▶ **OBJECTIVE**
Set down each line of the material that follows, exactly, with no pictures.

▶ **RECORDS TO USE**
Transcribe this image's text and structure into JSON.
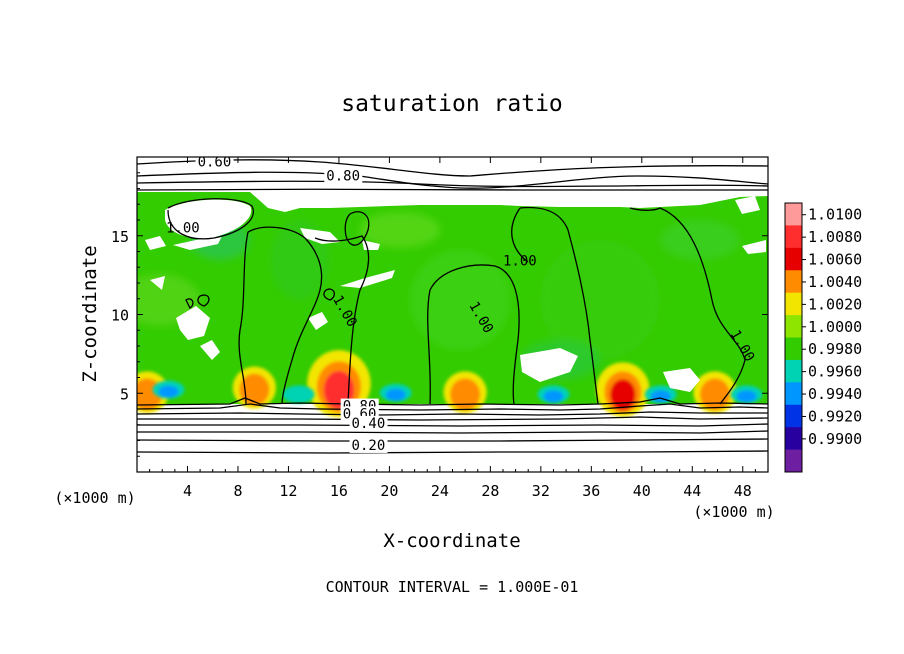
{
  "chart_data": {
    "type": "heatmap",
    "title": "saturation ratio",
    "xlabel": "X-coordinate",
    "ylabel": "Z-coordinate",
    "x_unit": "(×1000 m)",
    "y_unit": "(×1000 m)",
    "xlim": [
      0,
      50
    ],
    "ylim": [
      0,
      20
    ],
    "x_ticks": [
      4,
      8,
      12,
      16,
      20,
      24,
      28,
      32,
      36,
      40,
      44,
      48
    ],
    "y_ticks": [
      5,
      10,
      15
    ],
    "colorbar": {
      "levels": [
        "1.0100",
        "1.0080",
        "1.0060",
        "1.0040",
        "1.0020",
        "1.0000",
        "0.9980",
        "0.9960",
        "0.9940",
        "0.9920",
        "0.9900"
      ],
      "colors": [
        "#ff9a9a",
        "#ff2e2e",
        "#e60000",
        "#ff8c00",
        "#f2e600",
        "#8ee600",
        "#33cc00",
        "#00d2b4",
        "#0096ff",
        "#0032e6",
        "#2800a0",
        "#6e1ea0"
      ]
    },
    "contour_interval": "CONTOUR INTERVAL = 1.000E-01",
    "contour_labels": [
      {
        "text": "0.60",
        "x": 4.8,
        "y": 19.4
      },
      {
        "text": "0.80",
        "x": 15.0,
        "y": 18.5
      },
      {
        "text": "1.00",
        "x": 29.0,
        "y": 13.1
      },
      {
        "text": "1.00",
        "x": 26.3,
        "y": 10.6
      },
      {
        "text": "1.00",
        "x": 47.0,
        "y": 8.8
      },
      {
        "text": "1.00",
        "x": 15.5,
        "y": 11.0
      },
      {
        "text": "1.00",
        "x": 2.3,
        "y": 15.2
      },
      {
        "text": "0.80",
        "x": 16.3,
        "y": 3.9
      },
      {
        "text": "0.60",
        "x": 16.3,
        "y": 3.4
      },
      {
        "text": "0.40",
        "x": 17.0,
        "y": 2.8
      },
      {
        "text": "0.20",
        "x": 17.0,
        "y": 1.4
      }
    ],
    "cloud_free_top": 16.9,
    "cloud_base": 4.5,
    "hot_spots": [
      {
        "x": 16.0,
        "y": 5.2,
        "level": 1.008
      },
      {
        "x": 38.5,
        "y": 4.9,
        "level": 1.006
      },
      {
        "x": 45.8,
        "y": 4.8,
        "level": 1.004
      },
      {
        "x": 26.0,
        "y": 4.8,
        "level": 1.004
      },
      {
        "x": 9.3,
        "y": 5.1,
        "level": 1.004
      },
      {
        "x": 0.8,
        "y": 4.8,
        "level": 1.004
      }
    ],
    "cold_spots": [
      {
        "x": 20.5,
        "y": 4.9,
        "level": 0.994
      },
      {
        "x": 33.0,
        "y": 4.8,
        "level": 0.995
      },
      {
        "x": 41.5,
        "y": 4.8,
        "level": 0.994
      },
      {
        "x": 2.5,
        "y": 5.1,
        "level": 0.995
      },
      {
        "x": 48.3,
        "y": 4.8,
        "level": 0.994
      },
      {
        "x": 12.8,
        "y": 4.8,
        "level": 0.996
      }
    ]
  }
}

▶ **COMPLETED EXERCISE**
Transcribe this image's text and structure into JSON.
{
  "chart_data": {
    "type": "heatmap",
    "title": "saturation ratio",
    "xlabel": "X-coordinate",
    "ylabel": "Z-coordinate",
    "x_unit": "(×1000 m)",
    "y_unit": "(×1000 m)",
    "xlim": [
      0,
      50
    ],
    "ylim": [
      0,
      20
    ],
    "x_ticks": [
      4,
      8,
      12,
      16,
      20,
      24,
      28,
      32,
      36,
      40,
      44,
      48
    ],
    "y_ticks": [
      5,
      10,
      15
    ],
    "colorbar": {
      "levels": [
        "1.0100",
        "1.0080",
        "1.0060",
        "1.0040",
        "1.0020",
        "1.0000",
        "0.9980",
        "0.9960",
        "0.9940",
        "0.9920",
        "0.9900"
      ],
      "colors": [
        "#ff9a9a",
        "#ff2e2e",
        "#e60000",
        "#ff8c00",
        "#f2e600",
        "#8ee600",
        "#33cc00",
        "#00d2b4",
        "#0096ff",
        "#0032e6",
        "#2800a0",
        "#6e1ea0"
      ]
    },
    "contour_interval": "CONTOUR INTERVAL = 1.000E-01",
    "contour_labels": [
      {
        "text": "0.60",
        "x": 4.8,
        "y": 19.4
      },
      {
        "text": "0.80",
        "x": 15.0,
        "y": 18.5
      },
      {
        "text": "1.00",
        "x": 29.0,
        "y": 13.1
      },
      {
        "text": "1.00",
        "x": 26.3,
        "y": 10.6
      },
      {
        "text": "1.00",
        "x": 47.0,
        "y": 8.8
      },
      {
        "text": "1.00",
        "x": 15.5,
        "y": 11.0
      },
      {
        "text": "1.00",
        "x": 2.3,
        "y": 15.2
      },
      {
        "text": "0.80",
        "x": 16.3,
        "y": 3.9
      },
      {
        "text": "0.60",
        "x": 16.3,
        "y": 3.4
      },
      {
        "text": "0.40",
        "x": 17.0,
        "y": 2.8
      },
      {
        "text": "0.20",
        "x": 17.0,
        "y": 1.4
      }
    ],
    "cloud_free_top": 16.9,
    "cloud_base": 4.5,
    "hot_spots": [
      {
        "x": 16.0,
        "y": 5.2,
        "level": 1.008
      },
      {
        "x": 38.5,
        "y": 4.9,
        "level": 1.006
      },
      {
        "x": 45.8,
        "y": 4.8,
        "level": 1.004
      },
      {
        "x": 26.0,
        "y": 4.8,
        "level": 1.004
      },
      {
        "x": 9.3,
        "y": 5.1,
        "level": 1.004
      },
      {
        "x": 0.8,
        "y": 4.8,
        "level": 1.004
      }
    ],
    "cold_spots": [
      {
        "x": 20.5,
        "y": 4.9,
        "level": 0.994
      },
      {
        "x": 33.0,
        "y": 4.8,
        "level": 0.995
      },
      {
        "x": 41.5,
        "y": 4.8,
        "level": 0.994
      },
      {
        "x": 2.5,
        "y": 5.1,
        "level": 0.995
      },
      {
        "x": 48.3,
        "y": 4.8,
        "level": 0.994
      },
      {
        "x": 12.8,
        "y": 4.8,
        "level": 0.996
      }
    ]
  }
}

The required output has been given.